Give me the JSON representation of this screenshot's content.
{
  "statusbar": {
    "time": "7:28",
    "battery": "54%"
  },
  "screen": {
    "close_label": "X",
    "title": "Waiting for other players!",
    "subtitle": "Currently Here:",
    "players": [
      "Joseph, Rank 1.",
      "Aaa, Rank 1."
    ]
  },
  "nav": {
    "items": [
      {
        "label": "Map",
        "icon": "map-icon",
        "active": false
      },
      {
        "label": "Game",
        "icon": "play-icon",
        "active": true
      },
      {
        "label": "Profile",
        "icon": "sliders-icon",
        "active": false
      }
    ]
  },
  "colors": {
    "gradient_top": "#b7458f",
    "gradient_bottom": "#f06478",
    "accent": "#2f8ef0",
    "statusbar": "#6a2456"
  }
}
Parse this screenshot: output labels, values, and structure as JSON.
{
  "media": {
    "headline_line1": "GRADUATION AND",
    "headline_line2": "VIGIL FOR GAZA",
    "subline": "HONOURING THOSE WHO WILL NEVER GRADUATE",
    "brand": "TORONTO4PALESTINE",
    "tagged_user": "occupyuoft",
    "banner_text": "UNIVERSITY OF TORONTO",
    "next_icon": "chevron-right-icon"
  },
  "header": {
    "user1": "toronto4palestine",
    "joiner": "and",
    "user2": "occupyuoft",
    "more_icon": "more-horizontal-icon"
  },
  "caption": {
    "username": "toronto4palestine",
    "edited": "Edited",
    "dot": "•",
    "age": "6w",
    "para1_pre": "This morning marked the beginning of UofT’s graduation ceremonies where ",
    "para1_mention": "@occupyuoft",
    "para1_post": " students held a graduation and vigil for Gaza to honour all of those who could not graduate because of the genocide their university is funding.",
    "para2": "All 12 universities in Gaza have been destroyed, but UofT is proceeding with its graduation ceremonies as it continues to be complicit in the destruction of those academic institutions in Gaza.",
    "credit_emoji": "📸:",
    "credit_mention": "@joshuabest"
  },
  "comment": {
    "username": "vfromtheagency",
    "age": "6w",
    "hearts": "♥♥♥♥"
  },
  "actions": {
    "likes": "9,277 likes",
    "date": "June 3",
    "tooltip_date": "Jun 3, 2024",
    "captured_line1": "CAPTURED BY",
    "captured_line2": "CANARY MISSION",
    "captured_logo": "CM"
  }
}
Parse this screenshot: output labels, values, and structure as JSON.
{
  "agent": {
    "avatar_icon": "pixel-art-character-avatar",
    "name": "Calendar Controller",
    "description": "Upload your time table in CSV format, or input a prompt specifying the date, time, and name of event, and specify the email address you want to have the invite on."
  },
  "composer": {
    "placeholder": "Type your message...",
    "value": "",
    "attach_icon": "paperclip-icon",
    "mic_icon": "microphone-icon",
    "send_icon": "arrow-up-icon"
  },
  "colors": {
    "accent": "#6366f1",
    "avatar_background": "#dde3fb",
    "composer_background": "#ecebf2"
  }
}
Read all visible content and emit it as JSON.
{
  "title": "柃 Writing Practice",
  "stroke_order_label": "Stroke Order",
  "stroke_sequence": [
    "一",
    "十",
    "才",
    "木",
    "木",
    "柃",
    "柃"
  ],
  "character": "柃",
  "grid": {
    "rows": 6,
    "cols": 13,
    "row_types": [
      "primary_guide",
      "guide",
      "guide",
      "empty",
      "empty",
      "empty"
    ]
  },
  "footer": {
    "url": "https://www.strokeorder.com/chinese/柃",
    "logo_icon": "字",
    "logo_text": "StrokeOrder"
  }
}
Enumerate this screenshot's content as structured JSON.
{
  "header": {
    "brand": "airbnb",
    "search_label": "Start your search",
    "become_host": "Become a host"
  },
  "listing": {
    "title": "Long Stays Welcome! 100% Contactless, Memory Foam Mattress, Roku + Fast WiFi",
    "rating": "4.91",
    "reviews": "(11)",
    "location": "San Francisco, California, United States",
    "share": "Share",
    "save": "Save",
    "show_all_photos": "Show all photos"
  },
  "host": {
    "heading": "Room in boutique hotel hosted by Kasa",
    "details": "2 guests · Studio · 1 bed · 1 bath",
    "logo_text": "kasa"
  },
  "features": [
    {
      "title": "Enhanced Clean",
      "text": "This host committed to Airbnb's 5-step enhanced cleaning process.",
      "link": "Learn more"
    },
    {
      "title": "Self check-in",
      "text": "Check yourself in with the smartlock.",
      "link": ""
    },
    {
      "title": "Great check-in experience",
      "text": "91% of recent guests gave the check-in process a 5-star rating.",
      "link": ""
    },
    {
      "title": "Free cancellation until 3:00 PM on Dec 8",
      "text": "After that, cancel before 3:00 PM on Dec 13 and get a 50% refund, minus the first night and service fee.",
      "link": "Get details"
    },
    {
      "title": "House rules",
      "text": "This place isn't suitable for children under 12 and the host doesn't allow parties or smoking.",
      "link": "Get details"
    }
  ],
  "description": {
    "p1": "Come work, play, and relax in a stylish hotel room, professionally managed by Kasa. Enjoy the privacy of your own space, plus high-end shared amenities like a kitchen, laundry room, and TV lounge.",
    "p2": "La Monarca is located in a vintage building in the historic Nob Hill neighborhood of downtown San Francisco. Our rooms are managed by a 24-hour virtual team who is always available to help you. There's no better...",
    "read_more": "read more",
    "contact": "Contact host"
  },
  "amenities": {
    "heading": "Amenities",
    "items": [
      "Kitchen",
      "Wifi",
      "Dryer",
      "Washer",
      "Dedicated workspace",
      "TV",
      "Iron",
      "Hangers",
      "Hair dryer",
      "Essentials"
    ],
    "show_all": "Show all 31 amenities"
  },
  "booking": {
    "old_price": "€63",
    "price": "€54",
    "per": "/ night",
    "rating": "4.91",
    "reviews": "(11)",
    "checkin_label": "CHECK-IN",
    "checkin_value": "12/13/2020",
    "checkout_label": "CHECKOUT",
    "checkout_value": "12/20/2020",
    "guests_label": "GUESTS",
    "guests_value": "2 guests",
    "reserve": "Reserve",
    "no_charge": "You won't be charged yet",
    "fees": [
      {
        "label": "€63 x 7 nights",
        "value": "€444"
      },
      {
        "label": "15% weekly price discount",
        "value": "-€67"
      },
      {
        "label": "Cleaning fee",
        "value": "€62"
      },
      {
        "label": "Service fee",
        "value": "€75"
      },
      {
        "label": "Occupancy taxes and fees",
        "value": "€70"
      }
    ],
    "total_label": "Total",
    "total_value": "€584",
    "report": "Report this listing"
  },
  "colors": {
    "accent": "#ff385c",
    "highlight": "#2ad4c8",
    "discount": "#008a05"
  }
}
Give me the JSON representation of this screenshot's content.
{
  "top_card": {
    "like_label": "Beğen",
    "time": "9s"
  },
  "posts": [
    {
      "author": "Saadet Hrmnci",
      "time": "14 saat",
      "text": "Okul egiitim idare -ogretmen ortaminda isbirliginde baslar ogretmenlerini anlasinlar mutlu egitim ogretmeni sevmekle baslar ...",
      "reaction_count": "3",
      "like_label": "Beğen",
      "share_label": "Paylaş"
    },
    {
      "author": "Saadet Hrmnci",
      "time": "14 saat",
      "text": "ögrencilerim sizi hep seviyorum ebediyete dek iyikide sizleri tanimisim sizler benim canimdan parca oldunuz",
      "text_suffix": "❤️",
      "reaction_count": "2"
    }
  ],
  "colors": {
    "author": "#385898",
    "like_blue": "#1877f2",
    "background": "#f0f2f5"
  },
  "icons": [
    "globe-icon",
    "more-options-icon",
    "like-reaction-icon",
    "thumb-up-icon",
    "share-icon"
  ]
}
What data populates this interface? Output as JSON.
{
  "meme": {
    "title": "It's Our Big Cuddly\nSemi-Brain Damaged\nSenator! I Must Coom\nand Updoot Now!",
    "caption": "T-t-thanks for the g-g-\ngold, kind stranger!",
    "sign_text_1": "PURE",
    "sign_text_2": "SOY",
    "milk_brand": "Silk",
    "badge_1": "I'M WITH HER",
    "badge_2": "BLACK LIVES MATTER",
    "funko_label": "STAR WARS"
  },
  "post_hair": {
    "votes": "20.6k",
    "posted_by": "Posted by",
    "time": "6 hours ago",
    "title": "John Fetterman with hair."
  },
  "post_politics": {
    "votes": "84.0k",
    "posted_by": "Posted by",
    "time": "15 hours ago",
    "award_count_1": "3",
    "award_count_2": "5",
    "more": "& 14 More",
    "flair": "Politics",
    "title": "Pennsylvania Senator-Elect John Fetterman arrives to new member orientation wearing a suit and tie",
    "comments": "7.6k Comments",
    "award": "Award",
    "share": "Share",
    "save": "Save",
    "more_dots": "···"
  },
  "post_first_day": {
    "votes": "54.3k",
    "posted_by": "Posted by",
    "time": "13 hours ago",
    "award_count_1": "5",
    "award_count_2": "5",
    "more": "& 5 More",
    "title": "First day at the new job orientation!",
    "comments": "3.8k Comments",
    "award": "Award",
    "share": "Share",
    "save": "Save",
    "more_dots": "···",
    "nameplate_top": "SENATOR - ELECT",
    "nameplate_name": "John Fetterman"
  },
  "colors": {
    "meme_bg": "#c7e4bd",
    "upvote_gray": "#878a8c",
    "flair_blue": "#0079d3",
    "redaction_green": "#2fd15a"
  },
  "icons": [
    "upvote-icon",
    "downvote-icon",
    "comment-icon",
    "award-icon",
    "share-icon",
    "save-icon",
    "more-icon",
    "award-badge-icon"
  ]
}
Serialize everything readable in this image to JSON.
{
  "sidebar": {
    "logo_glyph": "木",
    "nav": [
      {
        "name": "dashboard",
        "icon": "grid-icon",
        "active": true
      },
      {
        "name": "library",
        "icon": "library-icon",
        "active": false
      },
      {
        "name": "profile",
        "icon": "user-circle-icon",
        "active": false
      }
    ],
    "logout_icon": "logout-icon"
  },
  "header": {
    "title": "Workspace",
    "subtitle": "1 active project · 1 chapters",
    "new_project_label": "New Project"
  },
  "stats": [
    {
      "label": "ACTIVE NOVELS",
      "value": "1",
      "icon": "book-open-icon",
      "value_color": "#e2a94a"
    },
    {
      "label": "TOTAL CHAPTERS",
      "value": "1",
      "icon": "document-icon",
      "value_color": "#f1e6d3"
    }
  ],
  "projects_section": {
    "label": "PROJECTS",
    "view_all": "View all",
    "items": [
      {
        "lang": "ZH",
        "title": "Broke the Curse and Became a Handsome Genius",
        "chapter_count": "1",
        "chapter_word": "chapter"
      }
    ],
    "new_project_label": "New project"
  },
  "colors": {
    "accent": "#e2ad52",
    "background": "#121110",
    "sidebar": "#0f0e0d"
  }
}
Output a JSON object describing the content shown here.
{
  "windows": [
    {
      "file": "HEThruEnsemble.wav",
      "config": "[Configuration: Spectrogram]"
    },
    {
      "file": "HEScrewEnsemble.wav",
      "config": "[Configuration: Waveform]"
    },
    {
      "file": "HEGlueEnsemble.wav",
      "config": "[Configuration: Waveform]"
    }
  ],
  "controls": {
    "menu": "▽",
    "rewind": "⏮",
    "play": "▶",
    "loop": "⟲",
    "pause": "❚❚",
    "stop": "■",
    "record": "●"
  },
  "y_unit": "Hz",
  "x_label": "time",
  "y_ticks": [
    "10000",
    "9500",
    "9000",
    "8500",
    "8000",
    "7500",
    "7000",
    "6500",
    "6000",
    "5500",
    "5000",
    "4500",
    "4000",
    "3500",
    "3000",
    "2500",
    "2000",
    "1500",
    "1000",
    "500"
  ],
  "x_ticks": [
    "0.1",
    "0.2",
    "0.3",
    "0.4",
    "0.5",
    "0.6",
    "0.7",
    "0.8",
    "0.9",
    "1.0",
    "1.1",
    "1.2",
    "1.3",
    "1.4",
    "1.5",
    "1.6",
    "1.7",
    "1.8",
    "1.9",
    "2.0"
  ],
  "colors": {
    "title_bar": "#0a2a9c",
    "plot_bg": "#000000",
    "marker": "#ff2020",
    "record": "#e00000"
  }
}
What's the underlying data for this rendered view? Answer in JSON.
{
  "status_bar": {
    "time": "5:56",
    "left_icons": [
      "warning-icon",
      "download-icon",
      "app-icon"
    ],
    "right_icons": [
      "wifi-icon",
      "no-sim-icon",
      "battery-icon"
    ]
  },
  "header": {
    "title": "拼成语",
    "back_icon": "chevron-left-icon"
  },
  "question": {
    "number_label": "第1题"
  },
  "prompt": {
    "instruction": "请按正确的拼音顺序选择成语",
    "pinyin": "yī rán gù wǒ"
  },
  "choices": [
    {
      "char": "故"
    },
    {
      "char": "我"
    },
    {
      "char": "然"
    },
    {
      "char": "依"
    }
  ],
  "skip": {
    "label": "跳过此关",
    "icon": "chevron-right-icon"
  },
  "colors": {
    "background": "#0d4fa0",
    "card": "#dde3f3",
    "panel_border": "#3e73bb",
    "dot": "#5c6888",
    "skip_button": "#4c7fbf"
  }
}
▬▬▬
## WHAT IS BEING ASKED
From the entries, copy out each line containing the word "caption".

## FULL OUTPUT
  "caption": {
    "caption": "T-t-thanks for the g-g-\ngold, kind stranger!",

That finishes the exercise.